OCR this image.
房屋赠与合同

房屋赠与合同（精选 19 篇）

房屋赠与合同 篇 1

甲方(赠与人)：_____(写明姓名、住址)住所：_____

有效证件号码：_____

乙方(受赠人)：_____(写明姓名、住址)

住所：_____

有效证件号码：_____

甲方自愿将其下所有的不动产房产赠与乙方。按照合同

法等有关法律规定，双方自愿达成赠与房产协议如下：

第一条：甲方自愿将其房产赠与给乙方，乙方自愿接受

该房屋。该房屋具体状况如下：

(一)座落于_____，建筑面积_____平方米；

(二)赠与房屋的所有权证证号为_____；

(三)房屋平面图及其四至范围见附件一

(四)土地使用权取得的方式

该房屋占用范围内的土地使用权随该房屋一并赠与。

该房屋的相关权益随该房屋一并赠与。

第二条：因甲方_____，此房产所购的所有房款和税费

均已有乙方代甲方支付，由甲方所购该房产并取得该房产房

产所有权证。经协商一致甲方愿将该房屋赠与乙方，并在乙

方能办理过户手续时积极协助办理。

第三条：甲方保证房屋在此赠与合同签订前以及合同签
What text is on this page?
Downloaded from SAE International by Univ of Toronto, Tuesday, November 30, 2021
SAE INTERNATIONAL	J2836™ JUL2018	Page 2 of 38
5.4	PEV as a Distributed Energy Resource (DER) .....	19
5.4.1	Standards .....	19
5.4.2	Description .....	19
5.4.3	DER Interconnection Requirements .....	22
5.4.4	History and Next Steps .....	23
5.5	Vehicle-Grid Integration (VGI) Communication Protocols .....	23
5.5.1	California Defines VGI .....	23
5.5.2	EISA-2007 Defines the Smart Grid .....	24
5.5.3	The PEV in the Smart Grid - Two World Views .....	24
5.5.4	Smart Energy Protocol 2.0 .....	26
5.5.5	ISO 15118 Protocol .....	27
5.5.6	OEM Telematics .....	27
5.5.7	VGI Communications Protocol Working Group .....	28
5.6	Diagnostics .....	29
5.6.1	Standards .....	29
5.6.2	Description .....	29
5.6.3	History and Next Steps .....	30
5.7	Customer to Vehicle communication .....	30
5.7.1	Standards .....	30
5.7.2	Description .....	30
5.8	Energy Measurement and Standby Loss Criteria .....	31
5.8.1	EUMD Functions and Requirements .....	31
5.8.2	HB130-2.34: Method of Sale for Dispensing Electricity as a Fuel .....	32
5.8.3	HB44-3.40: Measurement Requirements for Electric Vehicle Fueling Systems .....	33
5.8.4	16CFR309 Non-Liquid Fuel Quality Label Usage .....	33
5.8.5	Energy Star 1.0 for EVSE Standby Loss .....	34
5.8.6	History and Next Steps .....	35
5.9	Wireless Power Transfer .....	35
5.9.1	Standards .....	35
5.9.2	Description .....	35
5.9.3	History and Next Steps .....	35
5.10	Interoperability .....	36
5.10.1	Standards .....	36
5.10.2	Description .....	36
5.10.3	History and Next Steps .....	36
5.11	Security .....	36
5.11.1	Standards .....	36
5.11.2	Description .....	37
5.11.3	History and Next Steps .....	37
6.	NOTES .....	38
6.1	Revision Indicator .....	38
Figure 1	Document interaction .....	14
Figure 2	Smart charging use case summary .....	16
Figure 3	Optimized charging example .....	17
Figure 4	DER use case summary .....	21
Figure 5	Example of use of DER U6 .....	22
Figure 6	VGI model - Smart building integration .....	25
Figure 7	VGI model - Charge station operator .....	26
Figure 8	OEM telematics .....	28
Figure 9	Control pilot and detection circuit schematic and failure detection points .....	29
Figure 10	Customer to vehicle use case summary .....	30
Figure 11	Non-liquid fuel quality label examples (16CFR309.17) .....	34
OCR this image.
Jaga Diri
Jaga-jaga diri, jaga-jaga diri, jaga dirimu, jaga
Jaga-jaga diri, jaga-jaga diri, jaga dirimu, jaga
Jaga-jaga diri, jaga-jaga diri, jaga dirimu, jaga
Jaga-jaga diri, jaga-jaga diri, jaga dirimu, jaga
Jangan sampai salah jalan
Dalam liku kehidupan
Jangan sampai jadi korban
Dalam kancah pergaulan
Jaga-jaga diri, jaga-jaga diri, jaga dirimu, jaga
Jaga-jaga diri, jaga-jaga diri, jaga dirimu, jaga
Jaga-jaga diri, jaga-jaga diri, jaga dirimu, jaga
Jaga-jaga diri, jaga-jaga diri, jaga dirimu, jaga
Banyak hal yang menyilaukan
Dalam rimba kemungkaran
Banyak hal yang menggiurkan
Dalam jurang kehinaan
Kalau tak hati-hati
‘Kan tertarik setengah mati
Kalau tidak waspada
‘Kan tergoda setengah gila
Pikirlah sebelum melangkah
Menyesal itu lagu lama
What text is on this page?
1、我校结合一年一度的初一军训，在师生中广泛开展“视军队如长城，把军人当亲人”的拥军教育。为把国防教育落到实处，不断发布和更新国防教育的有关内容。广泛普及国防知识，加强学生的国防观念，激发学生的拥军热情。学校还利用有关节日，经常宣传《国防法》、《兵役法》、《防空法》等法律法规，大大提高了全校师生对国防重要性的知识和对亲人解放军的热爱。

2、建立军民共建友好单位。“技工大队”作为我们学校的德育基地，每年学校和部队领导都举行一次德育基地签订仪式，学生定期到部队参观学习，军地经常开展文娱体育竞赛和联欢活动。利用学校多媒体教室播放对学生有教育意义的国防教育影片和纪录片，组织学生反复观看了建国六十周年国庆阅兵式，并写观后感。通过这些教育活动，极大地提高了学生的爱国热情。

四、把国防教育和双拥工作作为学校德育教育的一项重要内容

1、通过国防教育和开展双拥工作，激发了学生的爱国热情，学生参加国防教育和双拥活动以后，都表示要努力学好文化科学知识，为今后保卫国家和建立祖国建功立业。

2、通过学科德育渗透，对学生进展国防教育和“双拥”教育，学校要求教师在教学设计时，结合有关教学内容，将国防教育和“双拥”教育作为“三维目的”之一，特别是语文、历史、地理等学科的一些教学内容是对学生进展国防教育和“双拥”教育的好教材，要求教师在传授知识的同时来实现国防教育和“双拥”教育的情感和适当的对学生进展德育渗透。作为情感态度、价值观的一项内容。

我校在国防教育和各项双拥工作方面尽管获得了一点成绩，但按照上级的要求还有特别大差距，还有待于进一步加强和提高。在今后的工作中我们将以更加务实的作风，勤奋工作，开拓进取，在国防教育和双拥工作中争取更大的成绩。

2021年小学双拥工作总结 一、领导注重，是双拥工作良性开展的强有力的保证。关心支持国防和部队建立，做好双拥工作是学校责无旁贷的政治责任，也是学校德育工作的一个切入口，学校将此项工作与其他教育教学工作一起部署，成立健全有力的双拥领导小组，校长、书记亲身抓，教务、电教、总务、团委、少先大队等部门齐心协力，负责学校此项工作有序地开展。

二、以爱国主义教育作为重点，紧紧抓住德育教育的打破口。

= = = = =

What you need to do: Search the entries for the word "setengah" and pick out every line that holds it.

Solution to the exercise:
‘Kan tertarik setengah mati
‘Kan tergoda setengah gila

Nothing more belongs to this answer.